PROBLEM >>
Write out all of the data without omission, exactly as shown.

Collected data
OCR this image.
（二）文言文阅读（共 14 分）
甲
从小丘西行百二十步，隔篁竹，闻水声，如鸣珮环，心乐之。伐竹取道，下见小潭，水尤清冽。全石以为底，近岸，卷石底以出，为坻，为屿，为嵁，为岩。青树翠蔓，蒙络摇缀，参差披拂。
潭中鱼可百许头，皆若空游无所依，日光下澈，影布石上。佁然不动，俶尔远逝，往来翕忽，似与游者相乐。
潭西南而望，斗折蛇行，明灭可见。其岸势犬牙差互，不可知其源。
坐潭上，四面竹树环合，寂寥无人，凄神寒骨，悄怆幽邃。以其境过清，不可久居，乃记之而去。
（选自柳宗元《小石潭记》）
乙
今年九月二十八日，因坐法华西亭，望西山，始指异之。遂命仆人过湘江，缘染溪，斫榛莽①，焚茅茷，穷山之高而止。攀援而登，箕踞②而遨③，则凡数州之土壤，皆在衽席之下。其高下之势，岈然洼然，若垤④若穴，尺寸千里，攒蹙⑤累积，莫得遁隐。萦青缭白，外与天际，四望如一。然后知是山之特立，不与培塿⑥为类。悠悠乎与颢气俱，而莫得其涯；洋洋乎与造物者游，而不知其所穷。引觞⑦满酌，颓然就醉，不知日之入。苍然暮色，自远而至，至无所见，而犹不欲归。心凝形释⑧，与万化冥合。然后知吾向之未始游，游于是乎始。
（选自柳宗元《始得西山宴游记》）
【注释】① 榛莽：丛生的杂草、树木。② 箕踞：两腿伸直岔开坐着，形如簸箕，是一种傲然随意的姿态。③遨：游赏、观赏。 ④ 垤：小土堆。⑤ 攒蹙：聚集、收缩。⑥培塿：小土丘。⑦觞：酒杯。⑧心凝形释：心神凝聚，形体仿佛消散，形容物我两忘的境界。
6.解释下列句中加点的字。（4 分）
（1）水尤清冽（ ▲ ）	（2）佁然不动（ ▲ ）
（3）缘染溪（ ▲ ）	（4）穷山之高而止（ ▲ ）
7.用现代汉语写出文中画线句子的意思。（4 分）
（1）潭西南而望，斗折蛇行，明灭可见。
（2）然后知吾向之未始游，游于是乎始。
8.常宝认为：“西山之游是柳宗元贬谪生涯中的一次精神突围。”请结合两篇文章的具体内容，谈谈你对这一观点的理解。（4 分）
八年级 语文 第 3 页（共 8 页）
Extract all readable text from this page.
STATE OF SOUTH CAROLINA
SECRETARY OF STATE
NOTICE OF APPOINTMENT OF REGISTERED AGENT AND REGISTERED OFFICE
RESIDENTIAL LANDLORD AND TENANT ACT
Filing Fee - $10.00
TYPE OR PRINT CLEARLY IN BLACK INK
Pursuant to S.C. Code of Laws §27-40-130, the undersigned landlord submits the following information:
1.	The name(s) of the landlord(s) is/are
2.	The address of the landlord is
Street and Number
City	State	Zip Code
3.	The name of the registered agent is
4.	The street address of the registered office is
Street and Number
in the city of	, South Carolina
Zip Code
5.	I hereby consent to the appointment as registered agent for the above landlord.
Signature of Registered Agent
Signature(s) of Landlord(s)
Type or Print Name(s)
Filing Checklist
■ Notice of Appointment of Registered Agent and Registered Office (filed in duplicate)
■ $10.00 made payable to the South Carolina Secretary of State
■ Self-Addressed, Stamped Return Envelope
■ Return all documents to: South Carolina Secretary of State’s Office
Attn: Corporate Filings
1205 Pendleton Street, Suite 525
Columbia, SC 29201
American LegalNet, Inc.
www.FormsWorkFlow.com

SOLVED EXERCISE >>
OCR this image.
（二）文言文阅读（共 14 分）
甲
从小丘西行百二十步，隔篁竹，闻水声，如鸣珮环，心乐之。伐竹取道，下见小潭，水尤清冽。全石以为底，近岸，卷石底以出，为坻，为屿，为嵁，为岩。青树翠蔓，蒙络摇缀，参差披拂。
潭中鱼可百许头，皆若空游无所依，日光下澈，影布石上。佁然不动，俶尔远逝，往来翕忽，似与游者相乐。
潭西南而望，斗折蛇行，明灭可见。其岸势犬牙差互，不可知其源。
坐潭上，四面竹树环合，寂寥无人，凄神寒骨，悄怆幽邃。以其境过清，不可久居，乃记之而去。
（选自柳宗元《小石潭记》）
乙
今年九月二十八日，因坐法华西亭，望西山，始指异之。遂命仆人过湘江，缘染溪，斫榛莽①，焚茅茷，穷山之高而止。攀援而登，箕踞②而遨③，则凡数州之土壤，皆在衽席之下。其高下之势，岈然洼然，若垤④若穴，尺寸千里，攒蹙⑤累积，莫得遁隐。萦青缭白，外与天际，四望如一。然后知是山之特立，不与培塿⑥为类。悠悠乎与颢气俱，而莫得其涯；洋洋乎与造物者游，而不知其所穷。引觞⑦满酌，颓然就醉，不知日之入。苍然暮色，自远而至，至无所见，而犹不欲归。心凝形释⑧，与万化冥合。然后知吾向之未始游，游于是乎始。
（选自柳宗元《始得西山宴游记》）
【注释】① 榛莽：丛生的杂草、树木。② 箕踞：两腿伸直岔开坐着，形如簸箕，是一种傲然随意的姿态。③遨：游赏、观赏。 ④ 垤：小土堆。⑤ 攒蹙：聚集、收缩。⑥培塿：小土丘。⑦觞：酒杯。⑧心凝形释：心神凝聚，形体仿佛消散，形容物我两忘的境界。
6.解释下列句中加点的字。（4 分）
（1）水尤清冽（ ▲ ）	（2）佁然不动（ ▲ ）
（3）缘染溪（ ▲ ）	（4）穷山之高而止（ ▲ ）
7.用现代汉语写出文中画线句子的意思。（4 分）
（1）潭西南而望，斗折蛇行，明灭可见。
（2）然后知吾向之未始游，游于是乎始。
8.常宝认为：“西山之游是柳宗元贬谪生涯中的一次精神突围。”请结合两篇文章的具体内容，谈谈你对这一观点的理解。（4 分）
八年级 语文 第 3 页（共 8 页）
Extract all readable text from this page.
STATE OF SOUTH CAROLINA
SECRETARY OF STATE
NOTICE OF APPOINTMENT OF REGISTERED AGENT AND REGISTERED OFFICE
RESIDENTIAL LANDLORD AND TENANT ACT
Filing Fee - $10.00
TYPE OR PRINT CLEARLY IN BLACK INK
Pursuant to S.C. Code of Laws §27-40-130, the undersigned landlord submits the following information:
1.	The name(s) of the landlord(s) is/are
2.	The address of the landlord is
Street and Number
City	State	Zip Code
3.	The name of the registered agent is
4.	The street address of the registered office is
Street and Number
in the city of	, South Carolina
Zip Code
5.	I hereby consent to the appointment as registered agent for the above landlord.
Signature of Registered Agent
Signature(s) of Landlord(s)
Type or Print Name(s)
Filing Checklist
■ Notice of Appointment of Registered Agent and Registered Office (filed in duplicate)
■ $10.00 made payable to the South Carolina Secretary of State
■ Self-Addressed, Stamped Return Envelope
■ Return all documents to: South Carolina Secretary of State’s Office
Attn: Corporate Filings
1205 Pendleton Street, Suite 525
Columbia, SC 29201
American LegalNet, Inc.
www.FormsWorkFlow.com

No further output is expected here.